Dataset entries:
┄┄┄┄┄┄┄┄┄┄┄┄┄┄┄┄┄┄┄┄

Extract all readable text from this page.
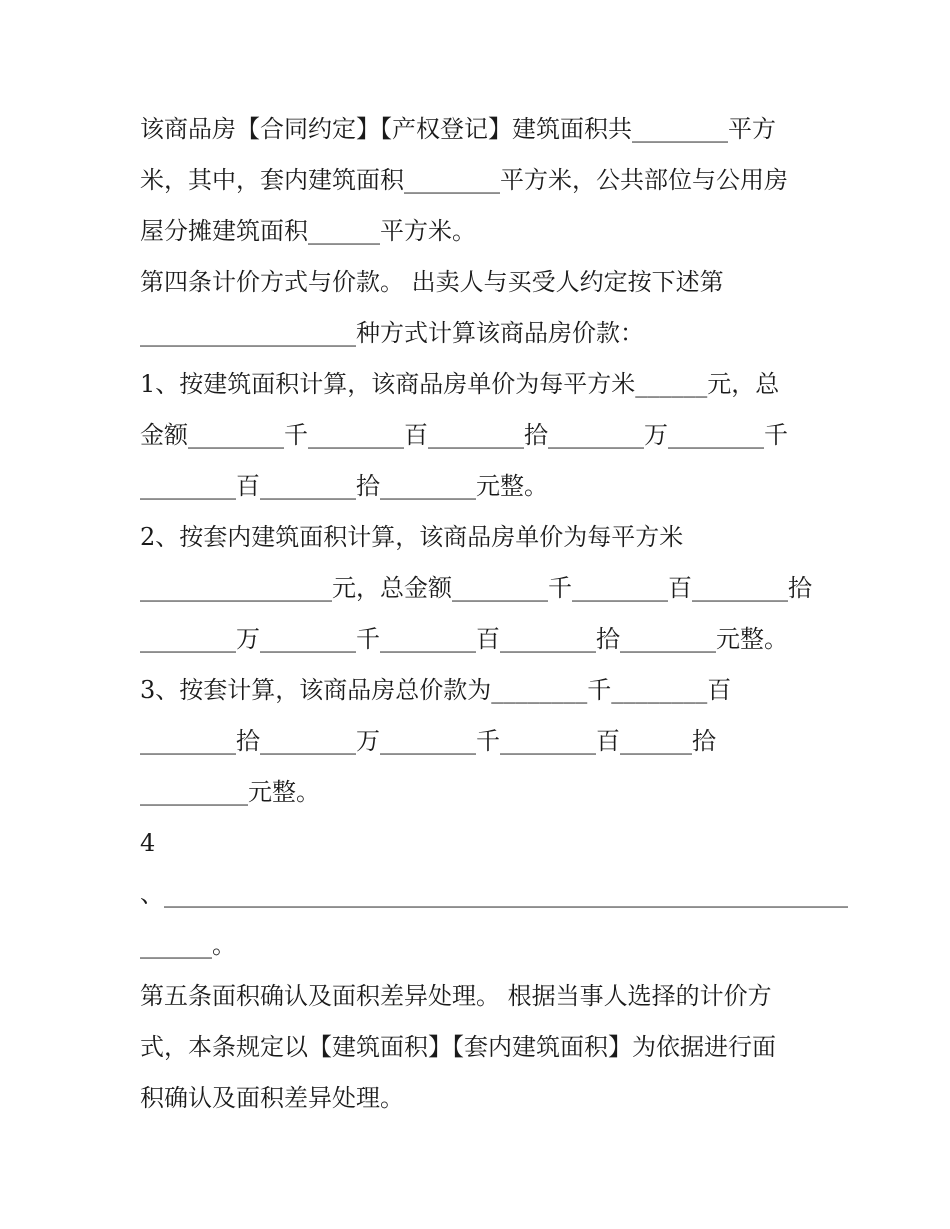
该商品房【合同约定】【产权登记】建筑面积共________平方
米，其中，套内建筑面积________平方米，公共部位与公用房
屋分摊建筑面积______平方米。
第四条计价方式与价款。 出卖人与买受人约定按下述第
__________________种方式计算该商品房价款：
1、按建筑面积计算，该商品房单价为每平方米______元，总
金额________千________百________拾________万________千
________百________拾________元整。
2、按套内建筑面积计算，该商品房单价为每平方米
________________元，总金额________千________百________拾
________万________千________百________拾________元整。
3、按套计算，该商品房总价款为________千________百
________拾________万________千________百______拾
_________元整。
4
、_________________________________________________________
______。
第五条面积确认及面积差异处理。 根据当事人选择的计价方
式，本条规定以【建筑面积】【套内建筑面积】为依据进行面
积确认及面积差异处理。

┄┄┄┄┄┄┄┄┄┄┄┄┄┄┄┄┄┄┄┄

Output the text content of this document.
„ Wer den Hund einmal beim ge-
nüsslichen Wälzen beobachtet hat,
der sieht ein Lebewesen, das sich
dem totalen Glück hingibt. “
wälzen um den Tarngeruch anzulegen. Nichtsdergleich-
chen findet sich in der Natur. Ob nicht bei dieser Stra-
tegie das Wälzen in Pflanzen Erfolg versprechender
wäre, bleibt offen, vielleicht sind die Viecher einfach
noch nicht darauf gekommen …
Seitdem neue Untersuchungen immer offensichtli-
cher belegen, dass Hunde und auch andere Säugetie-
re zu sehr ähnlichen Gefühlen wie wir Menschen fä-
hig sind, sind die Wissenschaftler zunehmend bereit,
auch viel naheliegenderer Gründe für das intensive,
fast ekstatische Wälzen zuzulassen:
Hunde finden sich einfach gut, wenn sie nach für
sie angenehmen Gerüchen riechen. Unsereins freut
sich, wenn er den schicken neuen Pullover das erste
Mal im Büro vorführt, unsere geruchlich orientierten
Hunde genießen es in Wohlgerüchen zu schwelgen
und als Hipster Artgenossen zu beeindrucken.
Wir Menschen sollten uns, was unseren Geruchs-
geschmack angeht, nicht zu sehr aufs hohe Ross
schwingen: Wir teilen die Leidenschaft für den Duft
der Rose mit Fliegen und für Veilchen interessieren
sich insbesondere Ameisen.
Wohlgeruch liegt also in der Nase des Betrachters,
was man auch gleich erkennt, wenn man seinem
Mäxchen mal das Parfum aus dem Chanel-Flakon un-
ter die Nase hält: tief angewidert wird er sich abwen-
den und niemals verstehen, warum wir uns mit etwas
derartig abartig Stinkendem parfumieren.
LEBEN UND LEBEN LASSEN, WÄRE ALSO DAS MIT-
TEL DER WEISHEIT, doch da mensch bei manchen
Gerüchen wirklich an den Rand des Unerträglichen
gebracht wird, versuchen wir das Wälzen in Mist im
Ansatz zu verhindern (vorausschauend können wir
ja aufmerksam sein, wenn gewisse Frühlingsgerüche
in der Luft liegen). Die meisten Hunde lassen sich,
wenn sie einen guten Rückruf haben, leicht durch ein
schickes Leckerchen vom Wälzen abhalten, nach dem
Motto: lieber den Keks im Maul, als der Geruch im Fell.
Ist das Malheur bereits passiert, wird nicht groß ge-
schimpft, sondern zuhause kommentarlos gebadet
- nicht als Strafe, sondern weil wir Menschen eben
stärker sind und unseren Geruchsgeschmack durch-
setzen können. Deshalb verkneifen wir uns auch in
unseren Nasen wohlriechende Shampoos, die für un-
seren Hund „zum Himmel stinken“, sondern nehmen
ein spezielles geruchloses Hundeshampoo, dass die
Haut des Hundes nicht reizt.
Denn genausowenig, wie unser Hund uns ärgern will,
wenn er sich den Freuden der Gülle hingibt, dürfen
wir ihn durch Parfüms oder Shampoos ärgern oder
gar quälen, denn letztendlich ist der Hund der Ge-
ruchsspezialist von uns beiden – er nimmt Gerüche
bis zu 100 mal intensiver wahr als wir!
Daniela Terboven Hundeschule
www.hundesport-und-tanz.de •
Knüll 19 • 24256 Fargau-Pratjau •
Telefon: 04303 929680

┄┄┄┄┄┄┄┄┄┄┄┄┄┄┄┄┄┄┄┄

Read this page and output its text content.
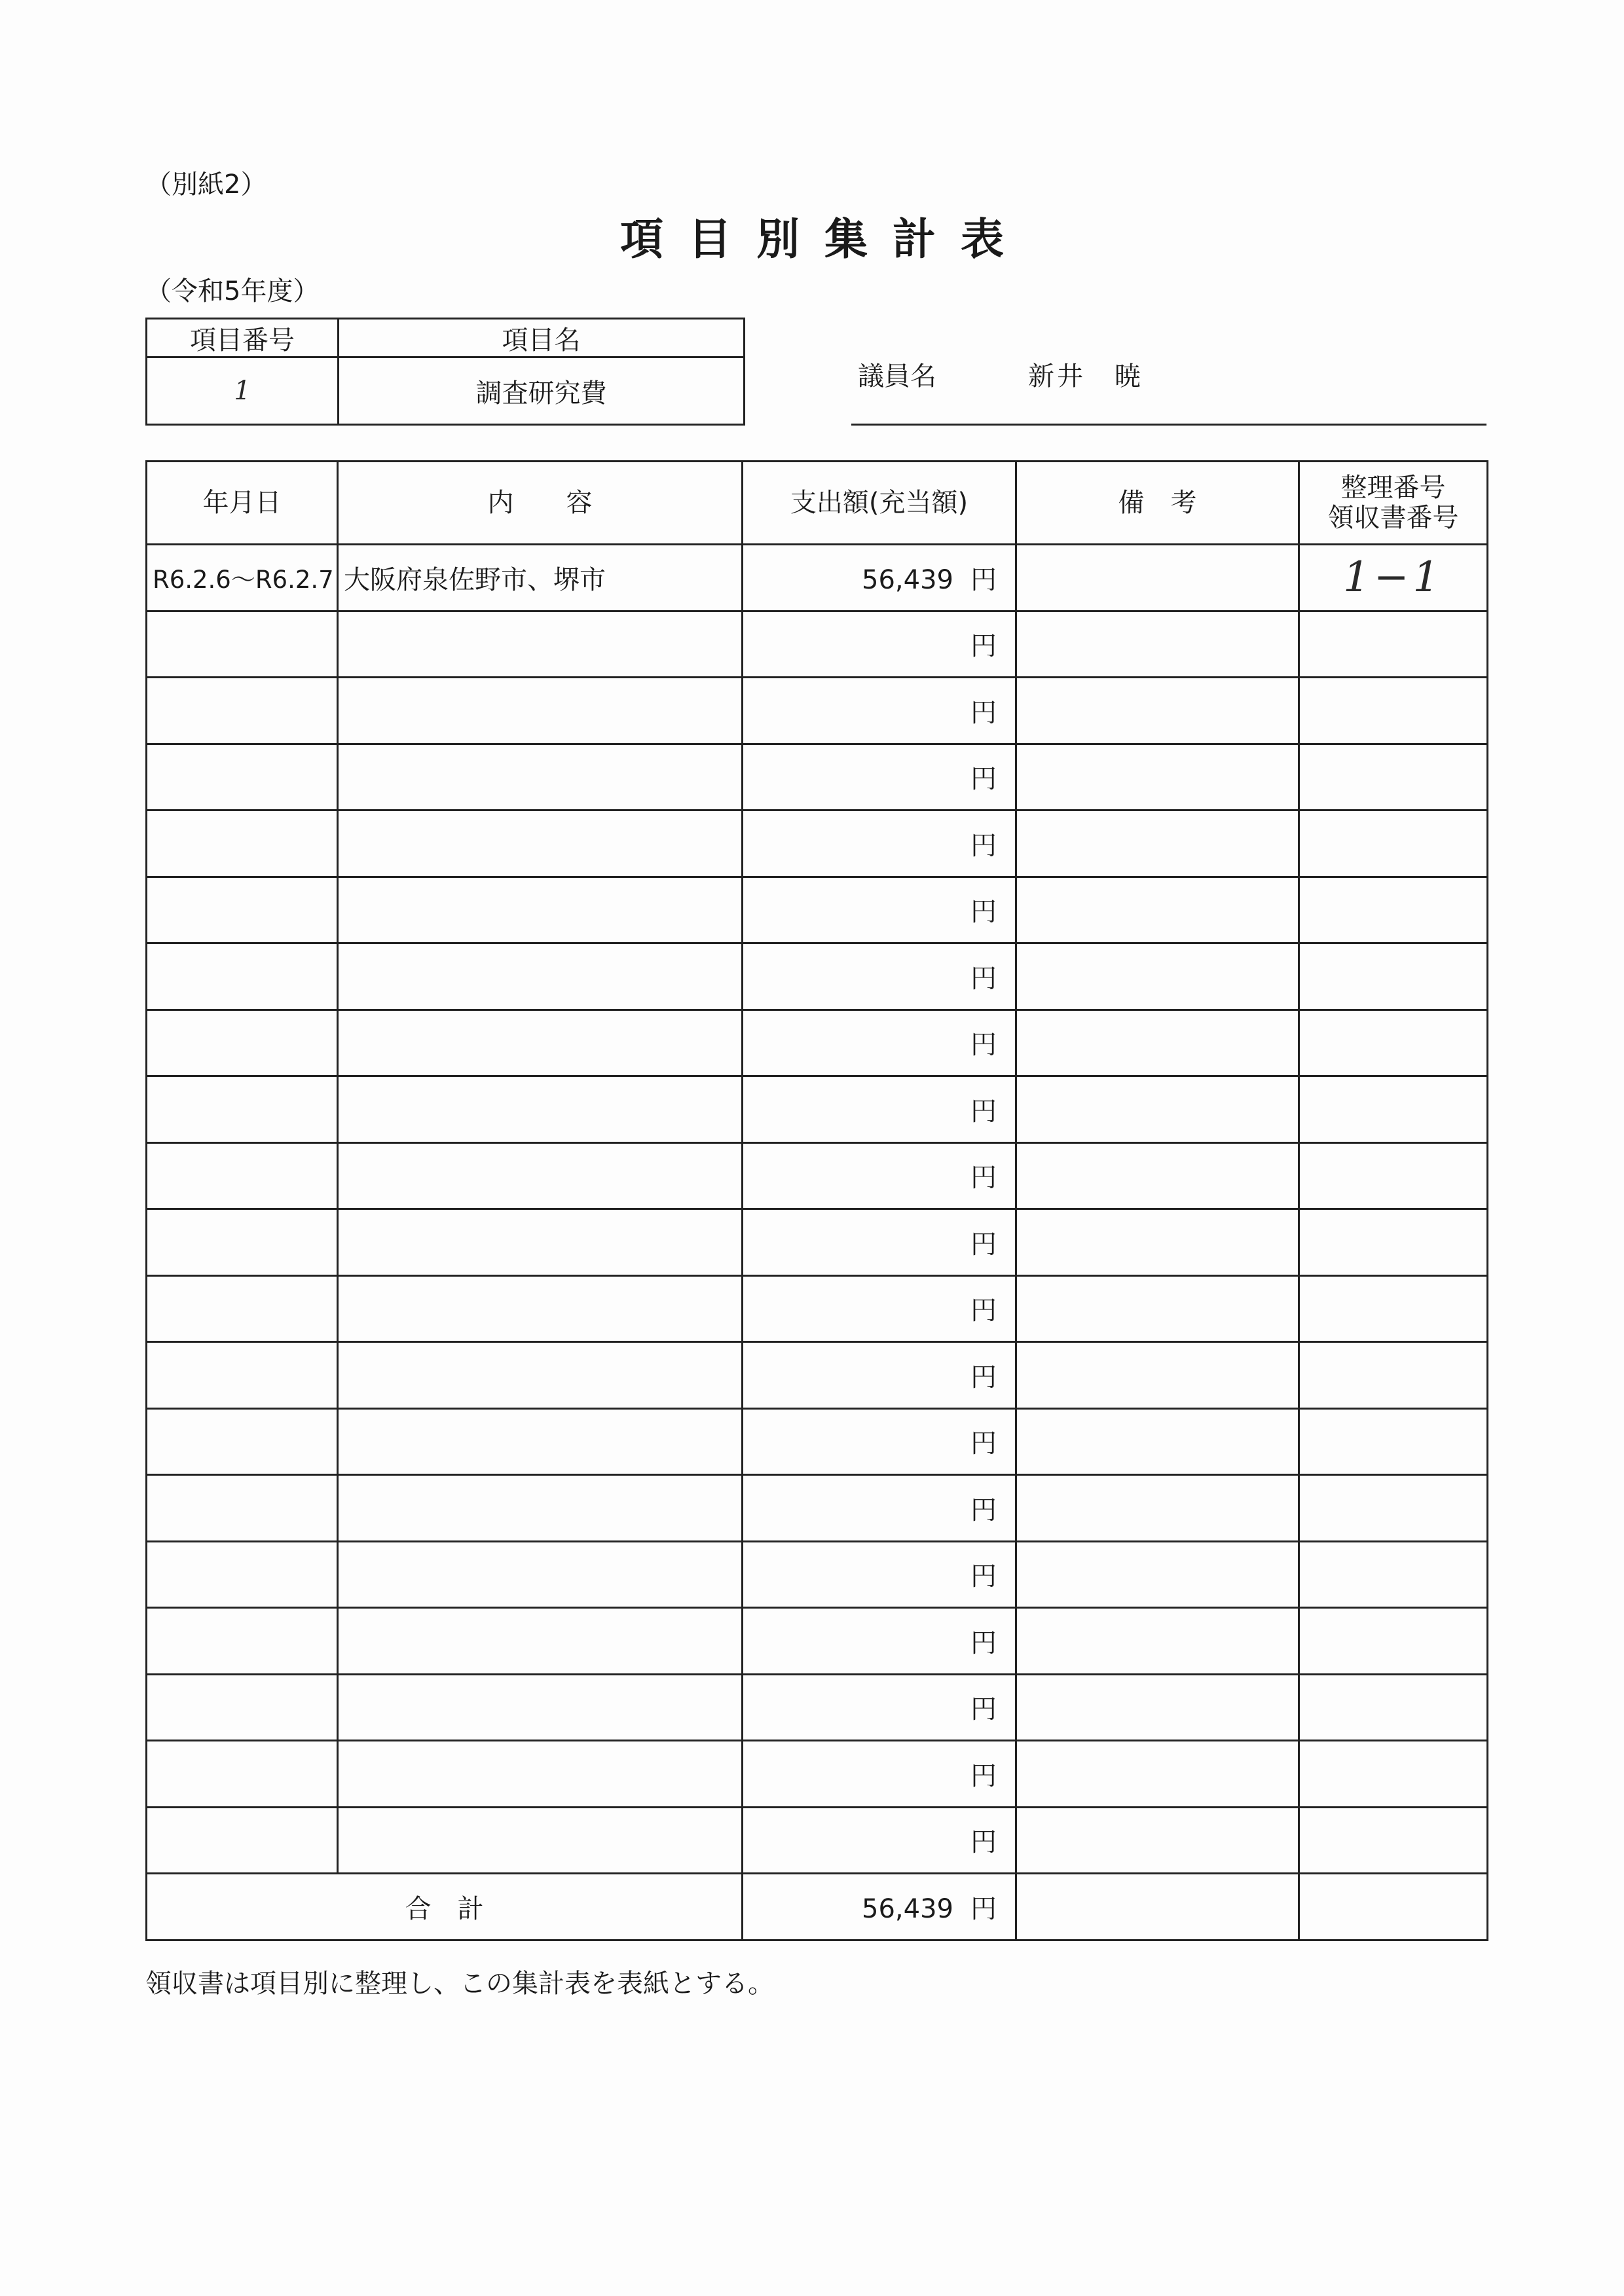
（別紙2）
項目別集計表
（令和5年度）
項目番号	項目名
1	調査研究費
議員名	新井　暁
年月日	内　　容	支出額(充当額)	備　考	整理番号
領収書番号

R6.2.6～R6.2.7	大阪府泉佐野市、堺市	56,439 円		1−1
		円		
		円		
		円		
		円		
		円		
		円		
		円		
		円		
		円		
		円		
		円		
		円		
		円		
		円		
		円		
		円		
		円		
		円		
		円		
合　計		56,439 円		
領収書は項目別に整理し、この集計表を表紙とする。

┄┄┄┄┄┄┄┄┄┄┄┄┄┄┄┄┄┄┄┄

WHAT IS NEEDED: Collect the complete line wherever the string "hingibt" appears in the records.

REPLY:
dem totalen Glück hingibt. “
wenn er sich den Freuden der Gülle hingibt, dürfen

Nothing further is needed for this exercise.